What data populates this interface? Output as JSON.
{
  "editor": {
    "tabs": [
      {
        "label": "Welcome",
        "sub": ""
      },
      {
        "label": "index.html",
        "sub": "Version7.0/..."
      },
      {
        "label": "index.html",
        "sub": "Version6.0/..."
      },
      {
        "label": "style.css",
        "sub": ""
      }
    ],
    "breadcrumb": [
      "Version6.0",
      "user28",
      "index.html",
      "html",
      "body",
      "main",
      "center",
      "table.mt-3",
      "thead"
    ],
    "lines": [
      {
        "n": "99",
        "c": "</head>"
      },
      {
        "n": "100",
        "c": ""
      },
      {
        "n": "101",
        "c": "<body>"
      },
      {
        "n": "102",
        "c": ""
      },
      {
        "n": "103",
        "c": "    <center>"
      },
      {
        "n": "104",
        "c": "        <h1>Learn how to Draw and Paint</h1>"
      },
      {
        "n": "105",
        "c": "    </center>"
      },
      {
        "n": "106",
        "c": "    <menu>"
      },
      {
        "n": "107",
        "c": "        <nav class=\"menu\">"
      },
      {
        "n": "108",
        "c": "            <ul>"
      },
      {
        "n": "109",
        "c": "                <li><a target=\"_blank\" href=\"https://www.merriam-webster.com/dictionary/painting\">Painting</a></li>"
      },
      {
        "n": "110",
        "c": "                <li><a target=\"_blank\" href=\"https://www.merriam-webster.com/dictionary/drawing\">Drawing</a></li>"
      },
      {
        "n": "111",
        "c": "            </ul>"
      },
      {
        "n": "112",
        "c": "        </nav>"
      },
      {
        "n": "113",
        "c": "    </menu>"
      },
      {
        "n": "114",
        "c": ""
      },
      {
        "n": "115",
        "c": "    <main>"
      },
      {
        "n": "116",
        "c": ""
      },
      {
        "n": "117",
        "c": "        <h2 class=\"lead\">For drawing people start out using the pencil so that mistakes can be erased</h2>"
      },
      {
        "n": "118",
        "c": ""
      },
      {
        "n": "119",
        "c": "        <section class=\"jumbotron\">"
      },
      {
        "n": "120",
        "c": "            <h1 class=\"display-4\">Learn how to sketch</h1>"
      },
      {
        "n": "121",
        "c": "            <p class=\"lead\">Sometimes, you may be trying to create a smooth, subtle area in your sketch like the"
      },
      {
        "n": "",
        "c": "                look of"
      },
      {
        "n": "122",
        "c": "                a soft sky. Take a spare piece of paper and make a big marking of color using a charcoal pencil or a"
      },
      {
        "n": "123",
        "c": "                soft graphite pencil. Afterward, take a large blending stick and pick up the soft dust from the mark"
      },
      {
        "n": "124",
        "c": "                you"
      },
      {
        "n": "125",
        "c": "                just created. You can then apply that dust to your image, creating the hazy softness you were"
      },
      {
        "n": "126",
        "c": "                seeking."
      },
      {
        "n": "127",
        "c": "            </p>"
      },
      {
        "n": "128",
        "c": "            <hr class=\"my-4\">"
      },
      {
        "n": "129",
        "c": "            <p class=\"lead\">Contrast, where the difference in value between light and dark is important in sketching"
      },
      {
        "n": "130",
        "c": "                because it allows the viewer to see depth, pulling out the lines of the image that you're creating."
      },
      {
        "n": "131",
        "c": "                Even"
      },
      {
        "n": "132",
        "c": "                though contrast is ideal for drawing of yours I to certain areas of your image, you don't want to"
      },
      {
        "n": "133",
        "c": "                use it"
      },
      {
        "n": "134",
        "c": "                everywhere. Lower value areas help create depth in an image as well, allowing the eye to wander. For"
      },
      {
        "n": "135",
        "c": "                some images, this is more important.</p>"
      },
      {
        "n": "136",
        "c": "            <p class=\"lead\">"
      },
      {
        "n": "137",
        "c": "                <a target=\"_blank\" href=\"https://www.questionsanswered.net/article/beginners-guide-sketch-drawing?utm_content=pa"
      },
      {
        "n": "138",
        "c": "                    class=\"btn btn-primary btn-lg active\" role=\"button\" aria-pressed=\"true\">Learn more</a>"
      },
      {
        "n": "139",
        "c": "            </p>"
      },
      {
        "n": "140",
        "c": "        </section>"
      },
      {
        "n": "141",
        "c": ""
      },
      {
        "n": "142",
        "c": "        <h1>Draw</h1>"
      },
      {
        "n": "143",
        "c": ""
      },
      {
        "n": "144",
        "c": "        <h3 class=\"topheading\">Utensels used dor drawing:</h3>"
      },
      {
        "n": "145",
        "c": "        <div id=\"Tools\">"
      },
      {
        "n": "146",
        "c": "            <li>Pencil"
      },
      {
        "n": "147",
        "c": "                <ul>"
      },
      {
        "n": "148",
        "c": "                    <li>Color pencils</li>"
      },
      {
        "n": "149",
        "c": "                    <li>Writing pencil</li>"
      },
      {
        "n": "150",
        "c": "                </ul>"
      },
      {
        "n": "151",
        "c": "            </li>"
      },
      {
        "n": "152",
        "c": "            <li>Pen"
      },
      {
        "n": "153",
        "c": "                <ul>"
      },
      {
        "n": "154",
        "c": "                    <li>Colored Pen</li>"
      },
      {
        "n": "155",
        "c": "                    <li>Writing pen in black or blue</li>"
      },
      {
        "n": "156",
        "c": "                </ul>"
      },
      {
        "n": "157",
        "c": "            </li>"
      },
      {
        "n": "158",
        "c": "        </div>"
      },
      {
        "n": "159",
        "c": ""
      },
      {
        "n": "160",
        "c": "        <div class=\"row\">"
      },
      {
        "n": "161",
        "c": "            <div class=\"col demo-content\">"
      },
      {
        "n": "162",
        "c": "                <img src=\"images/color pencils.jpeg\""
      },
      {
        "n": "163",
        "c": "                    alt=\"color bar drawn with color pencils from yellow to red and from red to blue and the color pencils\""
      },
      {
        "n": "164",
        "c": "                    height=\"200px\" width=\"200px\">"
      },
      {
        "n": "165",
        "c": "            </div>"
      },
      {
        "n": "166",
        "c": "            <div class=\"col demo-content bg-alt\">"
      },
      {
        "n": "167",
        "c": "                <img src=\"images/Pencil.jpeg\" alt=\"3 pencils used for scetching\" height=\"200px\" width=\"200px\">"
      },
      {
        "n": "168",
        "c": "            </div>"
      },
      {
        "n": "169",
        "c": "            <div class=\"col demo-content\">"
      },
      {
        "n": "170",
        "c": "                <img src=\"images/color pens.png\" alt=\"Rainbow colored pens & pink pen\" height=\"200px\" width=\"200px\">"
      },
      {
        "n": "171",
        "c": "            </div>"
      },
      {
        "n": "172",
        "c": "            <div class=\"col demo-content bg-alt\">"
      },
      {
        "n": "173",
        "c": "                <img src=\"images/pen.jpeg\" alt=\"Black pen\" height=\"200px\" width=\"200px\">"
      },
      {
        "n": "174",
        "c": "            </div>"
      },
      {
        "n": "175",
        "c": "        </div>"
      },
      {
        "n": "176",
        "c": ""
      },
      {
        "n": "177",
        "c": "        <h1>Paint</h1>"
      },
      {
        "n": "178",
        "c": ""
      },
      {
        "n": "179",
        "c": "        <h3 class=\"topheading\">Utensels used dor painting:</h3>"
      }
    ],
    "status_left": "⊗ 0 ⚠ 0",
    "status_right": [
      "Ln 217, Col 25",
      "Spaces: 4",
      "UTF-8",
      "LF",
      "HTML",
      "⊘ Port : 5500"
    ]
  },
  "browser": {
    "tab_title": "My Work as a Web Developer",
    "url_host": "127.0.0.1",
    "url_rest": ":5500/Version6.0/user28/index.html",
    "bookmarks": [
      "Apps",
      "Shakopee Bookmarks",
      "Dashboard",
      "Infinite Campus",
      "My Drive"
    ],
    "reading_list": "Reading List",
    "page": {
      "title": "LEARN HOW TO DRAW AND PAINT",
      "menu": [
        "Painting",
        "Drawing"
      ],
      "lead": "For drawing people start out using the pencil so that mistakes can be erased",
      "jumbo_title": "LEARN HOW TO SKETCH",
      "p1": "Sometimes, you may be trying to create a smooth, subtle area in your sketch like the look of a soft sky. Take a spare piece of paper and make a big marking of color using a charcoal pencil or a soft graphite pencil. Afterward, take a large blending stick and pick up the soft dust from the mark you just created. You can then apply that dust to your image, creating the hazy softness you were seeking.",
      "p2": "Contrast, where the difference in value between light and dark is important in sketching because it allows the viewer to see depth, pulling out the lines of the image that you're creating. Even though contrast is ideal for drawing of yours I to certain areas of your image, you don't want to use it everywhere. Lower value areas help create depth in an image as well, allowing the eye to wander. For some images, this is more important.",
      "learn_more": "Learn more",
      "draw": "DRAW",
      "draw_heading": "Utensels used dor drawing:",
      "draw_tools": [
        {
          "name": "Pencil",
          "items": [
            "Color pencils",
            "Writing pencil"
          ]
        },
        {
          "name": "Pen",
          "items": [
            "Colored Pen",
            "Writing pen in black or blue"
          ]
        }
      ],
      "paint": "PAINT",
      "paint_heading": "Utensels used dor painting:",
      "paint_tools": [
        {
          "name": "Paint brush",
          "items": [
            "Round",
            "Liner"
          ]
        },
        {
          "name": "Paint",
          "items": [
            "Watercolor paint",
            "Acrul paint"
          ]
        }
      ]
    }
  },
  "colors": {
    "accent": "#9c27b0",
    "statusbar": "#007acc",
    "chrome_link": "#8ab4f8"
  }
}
◇ ◇ ◇
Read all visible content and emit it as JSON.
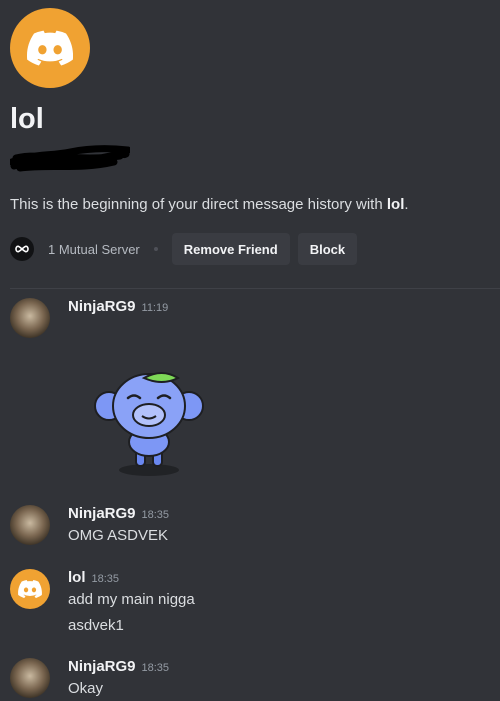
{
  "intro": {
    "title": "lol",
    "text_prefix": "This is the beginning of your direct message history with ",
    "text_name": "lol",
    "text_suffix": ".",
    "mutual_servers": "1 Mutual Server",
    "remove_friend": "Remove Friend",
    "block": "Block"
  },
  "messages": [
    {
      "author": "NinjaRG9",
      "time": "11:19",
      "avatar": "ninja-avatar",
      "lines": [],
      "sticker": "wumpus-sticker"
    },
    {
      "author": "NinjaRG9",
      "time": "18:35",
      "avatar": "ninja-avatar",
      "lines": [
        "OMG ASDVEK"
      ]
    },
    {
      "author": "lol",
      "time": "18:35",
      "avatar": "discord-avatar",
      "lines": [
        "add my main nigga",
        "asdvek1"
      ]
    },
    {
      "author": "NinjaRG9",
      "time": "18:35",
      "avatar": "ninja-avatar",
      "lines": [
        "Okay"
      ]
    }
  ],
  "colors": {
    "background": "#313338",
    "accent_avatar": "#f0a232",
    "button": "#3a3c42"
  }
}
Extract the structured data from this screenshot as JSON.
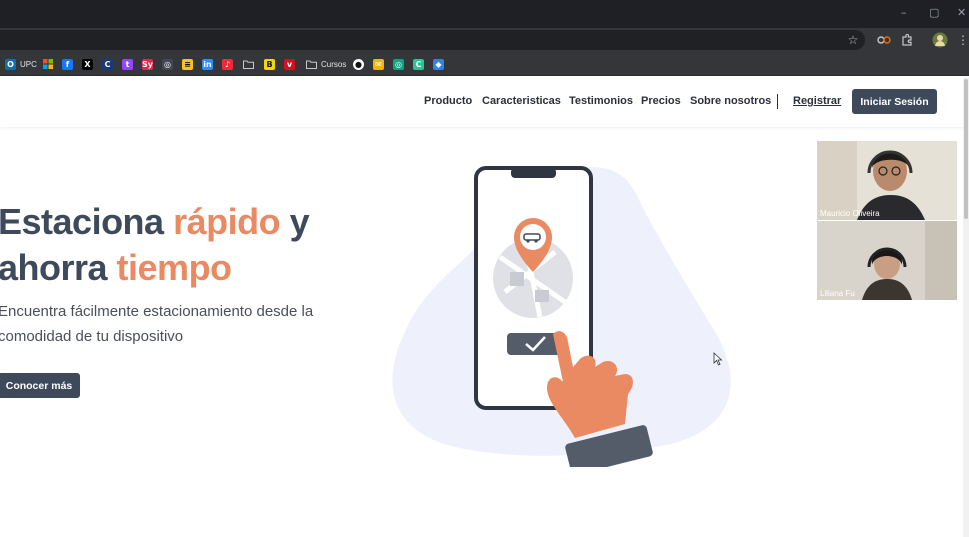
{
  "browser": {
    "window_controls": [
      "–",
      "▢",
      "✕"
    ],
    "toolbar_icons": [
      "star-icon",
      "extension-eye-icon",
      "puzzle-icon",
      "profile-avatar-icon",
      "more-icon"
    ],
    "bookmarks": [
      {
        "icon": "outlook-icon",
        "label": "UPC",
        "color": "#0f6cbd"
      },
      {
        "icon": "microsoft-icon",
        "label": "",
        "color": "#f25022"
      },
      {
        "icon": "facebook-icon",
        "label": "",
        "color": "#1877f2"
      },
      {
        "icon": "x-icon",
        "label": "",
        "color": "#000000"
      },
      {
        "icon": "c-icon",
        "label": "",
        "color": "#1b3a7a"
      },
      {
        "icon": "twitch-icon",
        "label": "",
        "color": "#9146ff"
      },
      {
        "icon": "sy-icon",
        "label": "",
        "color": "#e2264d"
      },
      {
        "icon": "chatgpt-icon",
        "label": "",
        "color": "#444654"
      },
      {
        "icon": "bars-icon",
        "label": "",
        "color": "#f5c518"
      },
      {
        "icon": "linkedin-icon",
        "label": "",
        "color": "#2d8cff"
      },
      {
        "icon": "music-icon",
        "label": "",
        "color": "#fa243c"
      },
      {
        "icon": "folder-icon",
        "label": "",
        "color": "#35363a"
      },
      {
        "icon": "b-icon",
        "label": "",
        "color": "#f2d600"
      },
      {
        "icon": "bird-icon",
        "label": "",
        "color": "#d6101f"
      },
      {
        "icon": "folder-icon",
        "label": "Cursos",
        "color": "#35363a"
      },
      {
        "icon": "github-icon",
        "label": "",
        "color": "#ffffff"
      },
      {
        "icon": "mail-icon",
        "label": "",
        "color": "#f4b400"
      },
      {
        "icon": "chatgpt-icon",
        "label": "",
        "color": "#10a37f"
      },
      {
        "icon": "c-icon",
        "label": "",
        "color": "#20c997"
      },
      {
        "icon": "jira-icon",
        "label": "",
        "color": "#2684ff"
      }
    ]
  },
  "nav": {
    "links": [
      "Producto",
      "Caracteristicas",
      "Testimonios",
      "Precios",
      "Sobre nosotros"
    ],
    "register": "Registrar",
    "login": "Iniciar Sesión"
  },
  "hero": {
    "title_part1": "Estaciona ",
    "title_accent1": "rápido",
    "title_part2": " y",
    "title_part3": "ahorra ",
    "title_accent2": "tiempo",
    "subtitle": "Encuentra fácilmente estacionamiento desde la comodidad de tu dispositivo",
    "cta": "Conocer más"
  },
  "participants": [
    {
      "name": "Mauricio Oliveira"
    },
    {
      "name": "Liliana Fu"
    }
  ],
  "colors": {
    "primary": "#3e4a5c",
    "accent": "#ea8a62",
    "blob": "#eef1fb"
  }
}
◇ ◇ ◇
#### Instructions to follow
Go through the records. Copy each line where "erased" appears.

#### Solution to the exercise
        "c": "        <h2 class=\"lead\">For drawing people start out using the pencil so that mistakes can be erased</h2>"
      "lead": "For drawing people start out using the pencil so that mistakes can be erased",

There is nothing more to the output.